**GOAL OF THE EXERCISE**
Omit all images. Write out the rest of the material exactly.

**Data records**
※
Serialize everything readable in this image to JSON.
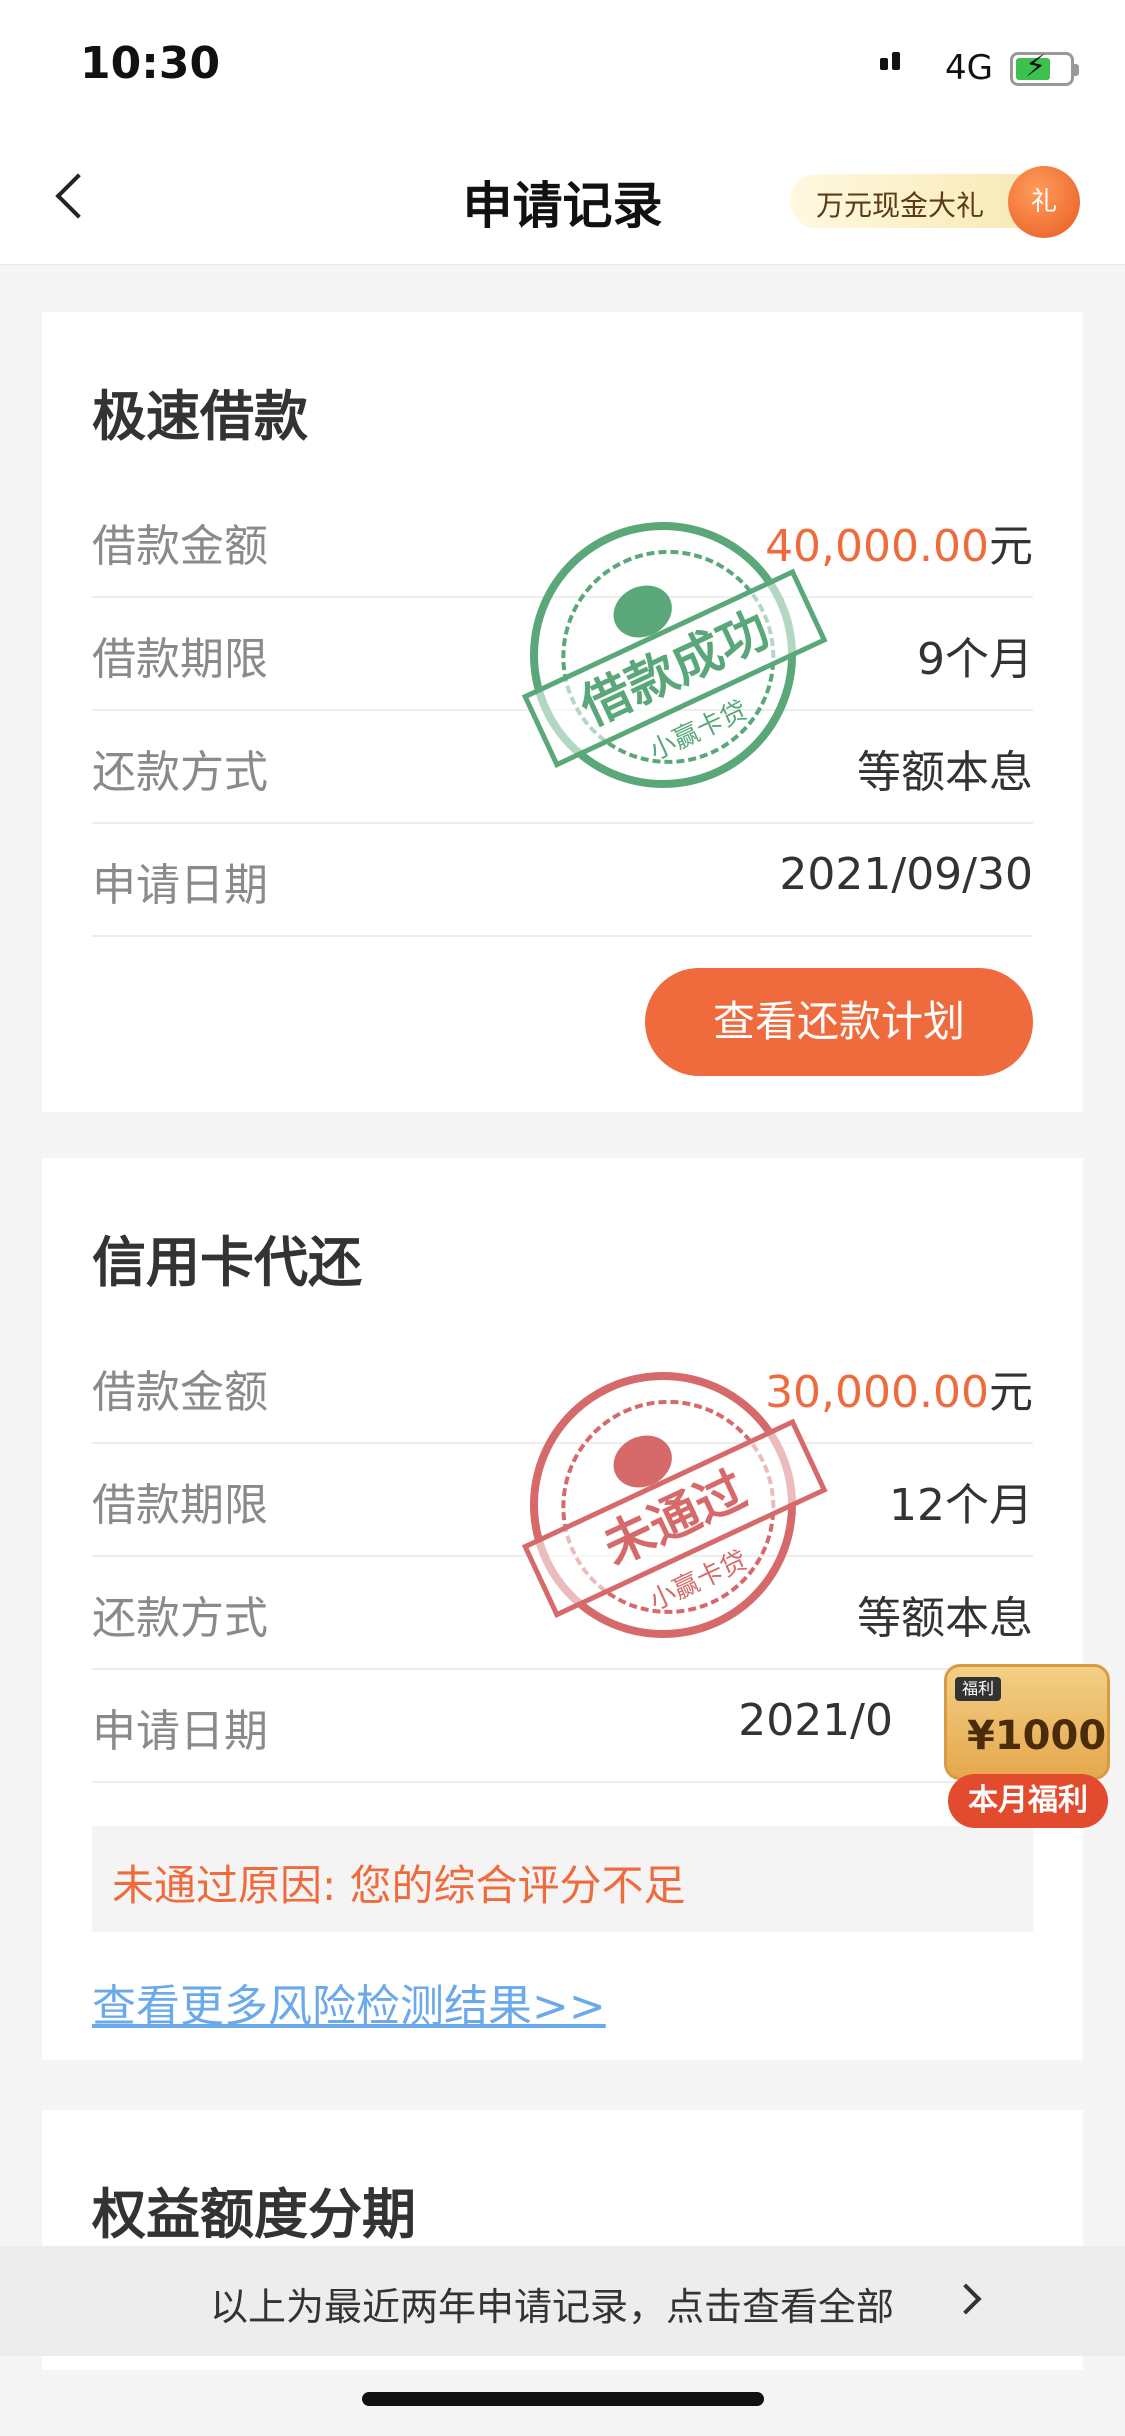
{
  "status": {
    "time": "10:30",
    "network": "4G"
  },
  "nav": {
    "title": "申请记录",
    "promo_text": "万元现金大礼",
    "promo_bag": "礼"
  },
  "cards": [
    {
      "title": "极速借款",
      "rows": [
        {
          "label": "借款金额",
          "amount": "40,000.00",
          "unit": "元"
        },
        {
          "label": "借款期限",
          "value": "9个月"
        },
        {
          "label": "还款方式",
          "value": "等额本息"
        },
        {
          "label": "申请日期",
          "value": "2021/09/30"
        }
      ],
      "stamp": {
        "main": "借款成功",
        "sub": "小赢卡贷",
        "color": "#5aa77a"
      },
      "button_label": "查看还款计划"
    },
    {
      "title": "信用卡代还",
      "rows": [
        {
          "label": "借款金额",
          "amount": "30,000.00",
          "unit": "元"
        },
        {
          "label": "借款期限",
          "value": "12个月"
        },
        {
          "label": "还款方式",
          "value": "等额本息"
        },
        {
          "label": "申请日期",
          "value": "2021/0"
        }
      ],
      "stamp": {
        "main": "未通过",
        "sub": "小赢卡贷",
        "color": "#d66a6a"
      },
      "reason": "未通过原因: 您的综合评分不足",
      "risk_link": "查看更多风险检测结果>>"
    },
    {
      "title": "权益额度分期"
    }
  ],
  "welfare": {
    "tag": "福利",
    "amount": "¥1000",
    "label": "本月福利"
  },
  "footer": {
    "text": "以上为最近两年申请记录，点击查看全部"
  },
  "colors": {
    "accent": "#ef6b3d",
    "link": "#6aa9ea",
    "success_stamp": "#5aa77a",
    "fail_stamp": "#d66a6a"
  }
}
※
**ANSWER TO THIS EXERCISE**
Serialize everything readable in this image to JSON.
{
  "status": {
    "time": "10:30",
    "network": "4G"
  },
  "nav": {
    "title": "申请记录",
    "promo_text": "万元现金大礼",
    "promo_bag": "礼"
  },
  "cards": [
    {
      "title": "极速借款",
      "rows": [
        {
          "label": "借款金额",
          "amount": "40,000.00",
          "unit": "元"
        },
        {
          "label": "借款期限",
          "value": "9个月"
        },
        {
          "label": "还款方式",
          "value": "等额本息"
        },
        {
          "label": "申请日期",
          "value": "2021/09/30"
        }
      ],
      "stamp": {
        "main": "借款成功",
        "sub": "小赢卡贷",
        "color": "#5aa77a"
      },
      "button_label": "查看还款计划"
    },
    {
      "title": "信用卡代还",
      "rows": [
        {
          "label": "借款金额",
          "amount": "30,000.00",
          "unit": "元"
        },
        {
          "label": "借款期限",
          "value": "12个月"
        },
        {
          "label": "还款方式",
          "value": "等额本息"
        },
        {
          "label": "申请日期",
          "value": "2021/0"
        }
      ],
      "stamp": {
        "main": "未通过",
        "sub": "小赢卡贷",
        "color": "#d66a6a"
      },
      "reason": "未通过原因: 您的综合评分不足",
      "risk_link": "查看更多风险检测结果>>"
    },
    {
      "title": "权益额度分期"
    }
  ],
  "welfare": {
    "tag": "福利",
    "amount": "¥1000",
    "label": "本月福利"
  },
  "footer": {
    "text": "以上为最近两年申请记录，点击查看全部"
  },
  "colors": {
    "accent": "#ef6b3d",
    "link": "#6aa9ea",
    "success_stamp": "#5aa77a",
    "fail_stamp": "#d66a6a"
  }
}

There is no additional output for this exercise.